What you are asked to do:
State how many lines include "System", giving the number by itself.

Provided information:
[START]

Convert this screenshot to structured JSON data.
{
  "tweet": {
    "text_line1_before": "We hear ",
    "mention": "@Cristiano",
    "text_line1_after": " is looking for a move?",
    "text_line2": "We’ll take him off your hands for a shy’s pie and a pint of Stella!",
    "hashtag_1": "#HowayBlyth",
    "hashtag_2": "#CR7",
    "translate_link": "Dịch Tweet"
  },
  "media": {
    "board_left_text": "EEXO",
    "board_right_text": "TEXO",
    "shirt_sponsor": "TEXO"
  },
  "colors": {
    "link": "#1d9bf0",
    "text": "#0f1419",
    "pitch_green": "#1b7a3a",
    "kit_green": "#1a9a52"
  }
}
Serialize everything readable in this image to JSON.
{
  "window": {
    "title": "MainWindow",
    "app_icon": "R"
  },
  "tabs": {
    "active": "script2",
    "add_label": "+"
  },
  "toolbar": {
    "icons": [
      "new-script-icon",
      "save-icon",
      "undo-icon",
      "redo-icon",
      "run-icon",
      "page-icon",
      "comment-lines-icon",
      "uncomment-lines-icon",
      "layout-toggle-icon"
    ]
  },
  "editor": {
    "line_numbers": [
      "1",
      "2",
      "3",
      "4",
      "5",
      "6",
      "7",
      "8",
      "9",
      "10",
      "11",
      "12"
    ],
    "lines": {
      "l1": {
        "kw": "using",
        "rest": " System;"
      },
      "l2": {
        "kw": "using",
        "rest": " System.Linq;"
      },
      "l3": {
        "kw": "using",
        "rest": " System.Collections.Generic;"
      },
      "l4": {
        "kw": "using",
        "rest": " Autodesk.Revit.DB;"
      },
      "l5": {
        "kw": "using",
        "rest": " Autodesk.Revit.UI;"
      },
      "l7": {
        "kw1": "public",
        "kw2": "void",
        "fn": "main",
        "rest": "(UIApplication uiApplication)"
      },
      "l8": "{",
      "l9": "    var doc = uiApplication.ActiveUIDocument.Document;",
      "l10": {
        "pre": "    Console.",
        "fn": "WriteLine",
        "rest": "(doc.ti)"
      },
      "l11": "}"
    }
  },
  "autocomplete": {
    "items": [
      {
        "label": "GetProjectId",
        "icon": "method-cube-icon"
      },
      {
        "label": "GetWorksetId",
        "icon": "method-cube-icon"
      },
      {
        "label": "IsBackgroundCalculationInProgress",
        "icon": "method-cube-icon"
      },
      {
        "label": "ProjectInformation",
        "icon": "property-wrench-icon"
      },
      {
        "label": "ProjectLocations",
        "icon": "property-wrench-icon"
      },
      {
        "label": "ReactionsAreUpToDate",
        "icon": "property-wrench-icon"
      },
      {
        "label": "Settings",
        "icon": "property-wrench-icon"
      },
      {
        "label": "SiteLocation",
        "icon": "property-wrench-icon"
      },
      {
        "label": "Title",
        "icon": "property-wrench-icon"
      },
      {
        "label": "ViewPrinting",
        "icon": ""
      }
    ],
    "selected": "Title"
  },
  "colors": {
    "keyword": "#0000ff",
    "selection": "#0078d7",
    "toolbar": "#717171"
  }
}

[END]

Worked solution:
3